### Selection:
◇ ◇ ◇ ◇ ◇

Reducing friction improves the customer experience, resulting in higher profits. Find out how several companies eliminated the Payments Experience altogether.
Electronic commerce was implemented on a basic level in the 1970s, when a small number of people began using Electronic Fund Transfers (EFT) and Electronic Data Interchange (EDI) to move money. Over the next 50 years, e-commerce became a preferred shopping method, with no fewer than 79% of all US shoppers making purchases online, and over 75% of them preferring to shop on Amazon. Why do so many people prefer to shop online? Let’s start by examining how Amazon and other companies have reduced friction in the payments experience.
Eliminating the payments experience is common for subscription services, where customers provide payment information once, and get auto-billed periodically using a card-on-file. Invisible checkouts are also successful for mobile app-driven services like Uber that eliminate the pain points associated with traditional car services, such as a flawed payment experience where costs are not always transparent. Uber customers enter their billing information into the app once, know the costs up front, and can finalize a transaction with a few taps on a smartphone.

◇ ◇ ◇ ◇ ◇

### Written request A:
Return, character for character, the stretch of the entries from the start through the line that contains "section-heading: If you live in Southwark, in".
The passage above and the entries that follow have no connection to each other.

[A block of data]
◇ ◇ ◇ ◇ ◇

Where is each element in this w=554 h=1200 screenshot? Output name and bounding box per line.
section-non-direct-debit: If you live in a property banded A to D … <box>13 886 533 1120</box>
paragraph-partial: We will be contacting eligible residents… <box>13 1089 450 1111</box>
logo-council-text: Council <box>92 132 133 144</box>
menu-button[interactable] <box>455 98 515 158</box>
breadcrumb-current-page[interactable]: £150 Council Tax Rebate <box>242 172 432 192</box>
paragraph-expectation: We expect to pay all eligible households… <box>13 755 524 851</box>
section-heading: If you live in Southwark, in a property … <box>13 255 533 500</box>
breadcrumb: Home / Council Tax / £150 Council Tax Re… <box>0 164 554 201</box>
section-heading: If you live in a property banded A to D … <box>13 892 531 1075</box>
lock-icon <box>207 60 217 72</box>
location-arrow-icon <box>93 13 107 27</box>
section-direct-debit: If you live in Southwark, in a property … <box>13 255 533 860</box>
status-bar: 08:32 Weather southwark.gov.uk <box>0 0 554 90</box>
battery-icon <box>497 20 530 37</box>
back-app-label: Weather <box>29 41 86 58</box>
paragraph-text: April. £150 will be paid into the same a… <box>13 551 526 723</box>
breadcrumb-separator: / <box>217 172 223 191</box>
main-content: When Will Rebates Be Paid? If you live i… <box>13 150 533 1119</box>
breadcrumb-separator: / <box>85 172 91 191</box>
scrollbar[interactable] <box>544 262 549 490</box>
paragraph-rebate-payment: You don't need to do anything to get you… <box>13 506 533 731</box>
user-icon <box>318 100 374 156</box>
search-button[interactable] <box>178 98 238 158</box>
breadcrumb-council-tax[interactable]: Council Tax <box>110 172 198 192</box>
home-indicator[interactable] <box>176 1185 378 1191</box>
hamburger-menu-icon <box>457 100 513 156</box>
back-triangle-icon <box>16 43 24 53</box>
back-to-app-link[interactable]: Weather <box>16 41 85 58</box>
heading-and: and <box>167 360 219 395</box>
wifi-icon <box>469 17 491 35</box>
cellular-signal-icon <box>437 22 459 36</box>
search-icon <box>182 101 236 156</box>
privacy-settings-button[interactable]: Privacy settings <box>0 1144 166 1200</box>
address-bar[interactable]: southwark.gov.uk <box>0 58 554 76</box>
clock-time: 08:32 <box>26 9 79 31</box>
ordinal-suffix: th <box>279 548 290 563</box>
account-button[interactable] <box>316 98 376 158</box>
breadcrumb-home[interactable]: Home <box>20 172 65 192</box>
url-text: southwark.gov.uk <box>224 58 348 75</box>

◇ ◇ ◇ ◇ ◇

### Written request B:
According to the payments passage, what do Uber customers do? List each action.

### Exercise result A:
Where is each element in this w=554 h=1200 screenshot? Output name and bounding box per line.
section-non-direct-debit: If you live in a property banded A to D … <box>13 886 533 1120</box>
paragraph-partial: We will be contacting eligible residents… <box>13 1089 450 1111</box>
logo-council-text: Council <box>92 132 133 144</box>
menu-button[interactable] <box>455 98 515 158</box>
breadcrumb-current-page[interactable]: £150 Council Tax Rebate <box>242 172 432 192</box>
paragraph-expectation: We expect to pay all eligible households… <box>13 755 524 851</box>
section-heading: If you live in Southwark, in a property … <box>13 255 533 500</box>

### Exercise result B:
- Enter their billing information into the app once
- Know the costs up front
- Finalize a transaction with a few taps on a smartphone